● Task to carry out:
Copy out all the records below, swapping every "manuscript-line" for "handwritten-line" and keeping everything else the same.

● Task input:

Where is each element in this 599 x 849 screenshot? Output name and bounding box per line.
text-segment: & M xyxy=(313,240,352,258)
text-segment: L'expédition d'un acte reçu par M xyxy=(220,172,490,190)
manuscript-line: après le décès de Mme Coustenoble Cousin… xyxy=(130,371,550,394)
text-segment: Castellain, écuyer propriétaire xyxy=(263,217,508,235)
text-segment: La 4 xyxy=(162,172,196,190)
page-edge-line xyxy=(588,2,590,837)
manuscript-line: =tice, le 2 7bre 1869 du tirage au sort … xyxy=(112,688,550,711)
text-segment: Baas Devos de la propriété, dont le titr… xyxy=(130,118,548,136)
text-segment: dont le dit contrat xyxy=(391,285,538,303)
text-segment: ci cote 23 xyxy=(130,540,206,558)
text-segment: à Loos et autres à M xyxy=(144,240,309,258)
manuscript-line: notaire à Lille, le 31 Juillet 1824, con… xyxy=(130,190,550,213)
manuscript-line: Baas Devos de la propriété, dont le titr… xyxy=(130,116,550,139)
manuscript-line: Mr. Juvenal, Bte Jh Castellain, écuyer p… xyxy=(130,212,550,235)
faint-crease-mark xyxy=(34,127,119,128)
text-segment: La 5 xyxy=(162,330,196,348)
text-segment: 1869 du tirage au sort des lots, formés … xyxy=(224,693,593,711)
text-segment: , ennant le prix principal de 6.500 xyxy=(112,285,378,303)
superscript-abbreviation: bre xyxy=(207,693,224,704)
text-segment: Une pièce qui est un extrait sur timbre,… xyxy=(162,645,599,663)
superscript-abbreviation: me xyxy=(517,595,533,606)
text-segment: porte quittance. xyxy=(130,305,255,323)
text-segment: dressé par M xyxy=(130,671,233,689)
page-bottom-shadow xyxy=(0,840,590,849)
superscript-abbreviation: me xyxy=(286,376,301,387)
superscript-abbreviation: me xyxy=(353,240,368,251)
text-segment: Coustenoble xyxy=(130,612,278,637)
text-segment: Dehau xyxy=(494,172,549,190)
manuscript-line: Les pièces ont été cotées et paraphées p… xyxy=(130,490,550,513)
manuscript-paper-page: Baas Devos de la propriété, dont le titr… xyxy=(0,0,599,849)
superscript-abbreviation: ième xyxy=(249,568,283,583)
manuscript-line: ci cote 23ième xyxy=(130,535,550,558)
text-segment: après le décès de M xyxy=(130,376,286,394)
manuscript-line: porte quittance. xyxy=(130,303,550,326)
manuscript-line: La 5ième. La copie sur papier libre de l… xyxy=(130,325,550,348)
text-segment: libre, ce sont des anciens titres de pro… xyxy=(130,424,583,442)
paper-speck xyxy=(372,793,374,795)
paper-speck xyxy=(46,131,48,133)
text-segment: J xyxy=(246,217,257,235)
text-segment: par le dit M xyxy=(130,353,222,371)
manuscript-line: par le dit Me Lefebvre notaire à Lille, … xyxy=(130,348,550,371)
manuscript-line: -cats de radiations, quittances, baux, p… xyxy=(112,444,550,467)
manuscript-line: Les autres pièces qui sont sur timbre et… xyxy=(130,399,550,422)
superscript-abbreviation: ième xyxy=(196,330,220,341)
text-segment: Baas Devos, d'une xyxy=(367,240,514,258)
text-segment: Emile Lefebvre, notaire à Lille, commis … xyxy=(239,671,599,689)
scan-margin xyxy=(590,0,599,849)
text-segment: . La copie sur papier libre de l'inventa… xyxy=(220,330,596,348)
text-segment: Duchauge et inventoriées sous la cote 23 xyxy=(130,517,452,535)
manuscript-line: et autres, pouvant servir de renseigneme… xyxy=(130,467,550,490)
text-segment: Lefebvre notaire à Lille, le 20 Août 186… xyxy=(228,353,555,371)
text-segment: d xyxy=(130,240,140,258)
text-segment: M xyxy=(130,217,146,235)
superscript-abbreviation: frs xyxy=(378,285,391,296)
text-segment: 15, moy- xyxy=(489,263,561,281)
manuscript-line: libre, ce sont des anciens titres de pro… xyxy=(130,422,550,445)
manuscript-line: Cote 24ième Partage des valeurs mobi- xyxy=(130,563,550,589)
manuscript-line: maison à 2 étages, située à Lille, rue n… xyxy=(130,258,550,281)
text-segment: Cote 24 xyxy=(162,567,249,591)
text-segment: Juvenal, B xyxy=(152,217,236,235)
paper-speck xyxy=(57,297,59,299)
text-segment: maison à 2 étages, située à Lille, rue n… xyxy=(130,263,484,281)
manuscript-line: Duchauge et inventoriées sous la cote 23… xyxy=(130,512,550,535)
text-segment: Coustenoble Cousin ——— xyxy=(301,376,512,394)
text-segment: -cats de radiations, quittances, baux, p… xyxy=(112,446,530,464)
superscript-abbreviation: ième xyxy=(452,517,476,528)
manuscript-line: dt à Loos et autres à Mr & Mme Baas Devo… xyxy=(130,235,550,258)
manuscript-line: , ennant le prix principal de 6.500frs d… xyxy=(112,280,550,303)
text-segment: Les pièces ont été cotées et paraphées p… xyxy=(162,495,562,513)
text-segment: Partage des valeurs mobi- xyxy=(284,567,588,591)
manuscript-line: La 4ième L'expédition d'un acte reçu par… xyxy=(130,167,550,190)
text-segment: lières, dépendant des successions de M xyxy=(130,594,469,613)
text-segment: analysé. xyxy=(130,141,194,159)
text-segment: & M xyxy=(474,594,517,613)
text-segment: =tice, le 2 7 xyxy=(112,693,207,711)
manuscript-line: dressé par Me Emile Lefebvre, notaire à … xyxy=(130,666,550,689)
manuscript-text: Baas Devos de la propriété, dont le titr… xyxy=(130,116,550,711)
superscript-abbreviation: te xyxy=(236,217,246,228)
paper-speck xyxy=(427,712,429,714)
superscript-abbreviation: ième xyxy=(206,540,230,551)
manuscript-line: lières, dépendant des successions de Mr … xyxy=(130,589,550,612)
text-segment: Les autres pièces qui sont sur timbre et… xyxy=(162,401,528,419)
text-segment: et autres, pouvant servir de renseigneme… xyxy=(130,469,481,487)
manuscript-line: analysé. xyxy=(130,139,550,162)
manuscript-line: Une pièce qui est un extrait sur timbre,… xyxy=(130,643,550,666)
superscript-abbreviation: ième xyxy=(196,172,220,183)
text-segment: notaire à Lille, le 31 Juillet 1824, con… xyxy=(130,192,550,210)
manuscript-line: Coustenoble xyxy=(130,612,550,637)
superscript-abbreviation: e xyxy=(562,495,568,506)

● Reply:
Where is each element in this 599 x 849 screenshot? Output name and bounding box per line.
text-segment: & M xyxy=(313,240,352,258)
text-segment: L'expédition d'un acte reçu par M xyxy=(220,172,490,190)
handwritten-line: après le décès de Mme Coustenoble Cousin… xyxy=(130,371,550,394)
text-segment: Castellain, écuyer propriétaire xyxy=(263,217,508,235)
text-segment: La 4 xyxy=(162,172,196,190)
page-edge-line xyxy=(588,2,590,837)
handwritten-line: =tice, le 2 7bre 1869 du tirage au sort … xyxy=(112,688,550,711)
text-segment: Baas Devos de la propriété, dont le titr… xyxy=(130,118,548,136)
text-segment: dont le dit contrat xyxy=(391,285,538,303)
text-segment: ci cote 23 xyxy=(130,540,206,558)
text-segment: à Loos et autres à M xyxy=(144,240,309,258)
handwritten-line: notaire à Lille, le 31 Juillet 1824, con… xyxy=(130,190,550,213)
handwritten-line: Baas Devos de la propriété, dont le titr… xyxy=(130,116,550,139)
handwritten-line: Mr. Juvenal, Bte Jh Castellain, écuyer p… xyxy=(130,212,550,235)
faint-crease-mark xyxy=(34,127,119,128)
text-segment: La 5 xyxy=(162,330,196,348)
text-segment: 1869 du tirage au sort des lots, formés … xyxy=(224,693,593,711)
text-segment: , ennant le prix principal de 6.500 xyxy=(112,285,378,303)
superscript-abbreviation: bre xyxy=(207,693,224,704)
text-segment: Une pièce qui est un extrait sur timbre,… xyxy=(162,645,599,663)
superscript-abbreviation: me xyxy=(517,595,533,606)
text-segment: porte quittance. xyxy=(130,305,255,323)
text-segment: dressé par M xyxy=(130,671,233,689)
page-bottom-shadow xyxy=(0,840,590,849)
superscript-abbreviation: me xyxy=(286,376,301,387)
superscript-abbreviation: me xyxy=(353,240,368,251)
text-segment: Coustenoble xyxy=(130,612,278,637)
text-segment: Dehau xyxy=(494,172,549,190)
handwritten-line: Les pièces ont été cotées et paraphées p… xyxy=(130,490,550,513)
manuscript-paper-page: Baas Devos de la propriété, dont le titr… xyxy=(0,0,599,849)
superscript-abbreviation: ième xyxy=(249,568,283,583)
handwritten-line: ci cote 23ième xyxy=(130,535,550,558)
text-segment: après le décès de M xyxy=(130,376,286,394)
handwritten-line: porte quittance. xyxy=(130,303,550,326)
handwritten-line: La 5ième. La copie sur papier libre de l… xyxy=(130,325,550,348)
text-segment: libre, ce sont des anciens titres de pro… xyxy=(130,424,583,442)
paper-speck xyxy=(372,793,374,795)
paper-speck xyxy=(46,131,48,133)
text-segment: J xyxy=(246,217,257,235)
text-segment: par le dit M xyxy=(130,353,222,371)
handwritten-line: par le dit Me Lefebvre notaire à Lille, … xyxy=(130,348,550,371)
handwritten-line: -cats de radiations, quittances, baux, p… xyxy=(112,444,550,467)
handwritten-line: Les autres pièces qui sont sur timbre et… xyxy=(130,399,550,422)
superscript-abbreviation: ième xyxy=(196,330,220,341)
text-segment: Baas Devos, d'une xyxy=(367,240,514,258)
text-segment: Emile Lefebvre, notaire à Lille, commis … xyxy=(239,671,599,689)
scan-margin xyxy=(590,0,599,849)
text-segment: . La copie sur papier libre de l'inventa… xyxy=(220,330,596,348)
text-segment: Duchauge et inventoriées sous la cote 23 xyxy=(130,517,452,535)
handwritten-line: et autres, pouvant servir de renseigneme… xyxy=(130,467,550,490)
text-segment: Lefebvre notaire à Lille, le 20 Août 186… xyxy=(228,353,555,371)
text-segment: d xyxy=(130,240,140,258)
text-segment: M xyxy=(130,217,146,235)
superscript-abbreviation: frs xyxy=(378,285,391,296)
text-segment: 15, moy- xyxy=(489,263,561,281)
handwritten-line: libre, ce sont des anciens titres de pro… xyxy=(130,422,550,445)
handwritten-line: Cote 24ième Partage des valeurs mobi- xyxy=(130,563,550,589)
handwritten-line: maison à 2 étages, située à Lille, rue n… xyxy=(130,258,550,281)
text-segment: Cote 24 xyxy=(162,567,249,591)
text-segment: Juvenal, B xyxy=(152,217,236,235)
paper-speck xyxy=(57,297,59,299)
text-segment: maison à 2 étages, située à Lille, rue n… xyxy=(130,263,484,281)
handwritten-line: Duchauge et inventoriées sous la cote 23… xyxy=(130,512,550,535)
text-segment: Coustenoble Cousin ——— xyxy=(301,376,512,394)
text-segment: -cats de radiations, quittances, baux, p… xyxy=(112,446,530,464)
superscript-abbreviation: ième xyxy=(452,517,476,528)
handwritten-line: dt à Loos et autres à Mr & Mme Baas Devo… xyxy=(130,235,550,258)
handwritten-line: , ennant le prix principal de 6.500frs d… xyxy=(112,280,550,303)
text-segment: Les pièces ont été cotées et paraphées p… xyxy=(162,495,562,513)
text-segment: Partage des valeurs mobi- xyxy=(284,567,588,591)
handwritten-line: La 4ième L'expédition d'un acte reçu par… xyxy=(130,167,550,190)
text-segment: lières, dépendant des successions de M xyxy=(130,594,469,613)
text-segment: analysé. xyxy=(130,141,194,159)
text-segment: & M xyxy=(474,594,517,613)
text-segment: =tice, le 2 7 xyxy=(112,693,207,711)
handwritten-line: dressé par Me Emile Lefebvre, notaire à … xyxy=(130,666,550,689)
manuscript-text: Baas Devos de la propriété, dont le titr… xyxy=(130,116,550,711)
superscript-abbreviation: te xyxy=(236,217,246,228)
paper-speck xyxy=(427,712,429,714)
superscript-abbreviation: ième xyxy=(206,540,230,551)
handwritten-line: lières, dépendant des successions de Mr … xyxy=(130,589,550,612)
text-segment: Les autres pièces qui sont sur timbre et… xyxy=(162,401,528,419)
text-segment: et autres, pouvant servir de renseigneme… xyxy=(130,469,481,487)
handwritten-line: analysé. xyxy=(130,139,550,162)
handwritten-line: Une pièce qui est un extrait sur timbre,… xyxy=(130,643,550,666)
superscript-abbreviation: ième xyxy=(196,172,220,183)
text-segment: notaire à Lille, le 31 Juillet 1824, con… xyxy=(130,192,550,210)
handwritten-line: Coustenoble xyxy=(130,612,550,637)
superscript-abbreviation: e xyxy=(562,495,568,506)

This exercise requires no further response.